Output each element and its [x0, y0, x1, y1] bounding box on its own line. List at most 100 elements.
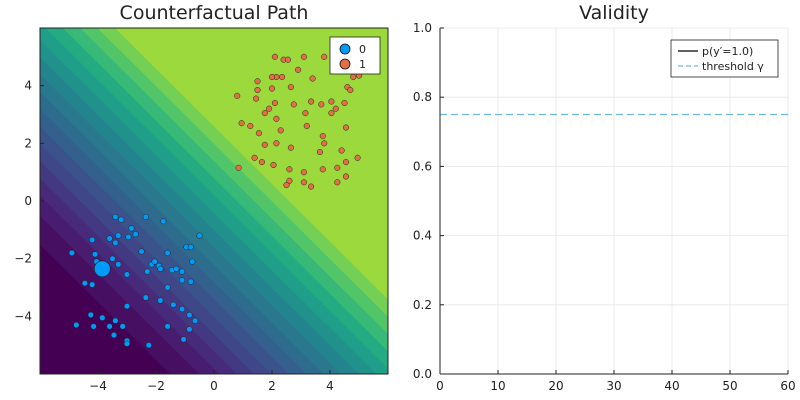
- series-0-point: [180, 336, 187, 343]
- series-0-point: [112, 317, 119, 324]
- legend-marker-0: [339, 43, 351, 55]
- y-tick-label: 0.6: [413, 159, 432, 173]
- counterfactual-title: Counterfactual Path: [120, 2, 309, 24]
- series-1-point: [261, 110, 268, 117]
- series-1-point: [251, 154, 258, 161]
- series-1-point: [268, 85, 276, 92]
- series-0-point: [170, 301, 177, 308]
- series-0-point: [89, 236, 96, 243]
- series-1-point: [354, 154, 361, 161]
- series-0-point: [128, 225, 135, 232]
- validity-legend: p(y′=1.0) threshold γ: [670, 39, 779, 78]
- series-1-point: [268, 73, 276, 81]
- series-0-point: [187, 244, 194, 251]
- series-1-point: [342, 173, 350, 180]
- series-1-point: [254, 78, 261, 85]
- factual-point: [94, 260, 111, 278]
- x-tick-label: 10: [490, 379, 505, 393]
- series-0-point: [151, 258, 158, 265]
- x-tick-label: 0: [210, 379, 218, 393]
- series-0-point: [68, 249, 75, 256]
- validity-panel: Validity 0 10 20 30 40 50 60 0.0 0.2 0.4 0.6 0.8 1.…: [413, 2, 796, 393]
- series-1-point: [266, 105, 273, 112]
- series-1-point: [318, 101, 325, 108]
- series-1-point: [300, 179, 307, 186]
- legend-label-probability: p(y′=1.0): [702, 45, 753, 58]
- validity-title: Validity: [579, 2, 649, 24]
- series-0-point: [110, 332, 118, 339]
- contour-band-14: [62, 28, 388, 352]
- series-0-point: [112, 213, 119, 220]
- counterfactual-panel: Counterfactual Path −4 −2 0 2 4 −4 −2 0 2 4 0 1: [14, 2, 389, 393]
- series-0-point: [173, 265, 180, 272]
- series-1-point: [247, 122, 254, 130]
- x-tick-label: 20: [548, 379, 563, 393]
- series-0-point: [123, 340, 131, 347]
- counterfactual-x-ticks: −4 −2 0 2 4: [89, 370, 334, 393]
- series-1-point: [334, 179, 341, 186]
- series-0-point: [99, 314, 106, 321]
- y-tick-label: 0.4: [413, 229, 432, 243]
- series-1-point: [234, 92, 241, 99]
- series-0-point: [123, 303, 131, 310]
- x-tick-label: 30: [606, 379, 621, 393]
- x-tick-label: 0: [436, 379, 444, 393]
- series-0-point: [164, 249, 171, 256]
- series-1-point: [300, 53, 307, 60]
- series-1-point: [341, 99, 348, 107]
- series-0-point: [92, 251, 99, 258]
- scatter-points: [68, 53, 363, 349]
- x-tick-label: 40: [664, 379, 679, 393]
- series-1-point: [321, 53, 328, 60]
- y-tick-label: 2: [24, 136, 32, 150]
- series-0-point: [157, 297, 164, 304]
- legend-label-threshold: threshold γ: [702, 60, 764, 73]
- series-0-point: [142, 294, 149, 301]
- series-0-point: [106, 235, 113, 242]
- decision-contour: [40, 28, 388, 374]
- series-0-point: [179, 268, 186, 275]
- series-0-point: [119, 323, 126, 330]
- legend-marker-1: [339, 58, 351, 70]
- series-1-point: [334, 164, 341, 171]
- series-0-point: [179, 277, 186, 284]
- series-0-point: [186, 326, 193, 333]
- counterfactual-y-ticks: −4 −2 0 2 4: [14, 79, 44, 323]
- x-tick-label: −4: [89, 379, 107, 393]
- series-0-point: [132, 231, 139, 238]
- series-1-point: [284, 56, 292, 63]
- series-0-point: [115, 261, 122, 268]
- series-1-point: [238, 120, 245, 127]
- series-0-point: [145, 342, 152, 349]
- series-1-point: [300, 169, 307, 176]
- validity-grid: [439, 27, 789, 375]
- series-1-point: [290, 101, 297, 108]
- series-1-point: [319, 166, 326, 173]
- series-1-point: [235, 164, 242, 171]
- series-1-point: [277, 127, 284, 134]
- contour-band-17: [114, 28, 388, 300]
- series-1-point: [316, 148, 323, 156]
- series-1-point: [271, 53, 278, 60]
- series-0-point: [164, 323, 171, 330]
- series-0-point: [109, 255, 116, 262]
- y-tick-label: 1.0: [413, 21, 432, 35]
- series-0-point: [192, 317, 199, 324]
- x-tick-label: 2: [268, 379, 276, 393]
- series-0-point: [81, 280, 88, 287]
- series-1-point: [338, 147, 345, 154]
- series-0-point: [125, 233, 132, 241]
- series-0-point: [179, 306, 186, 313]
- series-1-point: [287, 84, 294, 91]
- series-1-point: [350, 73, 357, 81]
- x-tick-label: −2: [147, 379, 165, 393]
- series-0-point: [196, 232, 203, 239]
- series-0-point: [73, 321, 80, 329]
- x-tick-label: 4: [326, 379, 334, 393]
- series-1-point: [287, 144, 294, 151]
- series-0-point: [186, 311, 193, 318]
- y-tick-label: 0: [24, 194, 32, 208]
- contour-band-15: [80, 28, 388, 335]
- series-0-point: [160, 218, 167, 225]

> _Task brief_:
Reproduce the entries starting with the line that contains "- series-0-point: [180, 336, 187, 343]" and continuing through the line that contains "- series-1-point: [268, 85, 276, 92]", both included.

> _Exercise solution_:
- series-0-point: [180, 336, 187, 343]
- series-0-point: [112, 317, 119, 324]
- legend-marker-0: [339, 43, 351, 55]
- y-tick-label: 0.6: [413, 159, 432, 173]
- counterfactual-title: Counterfactual Path: [120, 2, 309, 24]
- series-1-point: [261, 110, 268, 117]
- series-1-point: [251, 154, 258, 161]
- series-1-point: [268, 85, 276, 92]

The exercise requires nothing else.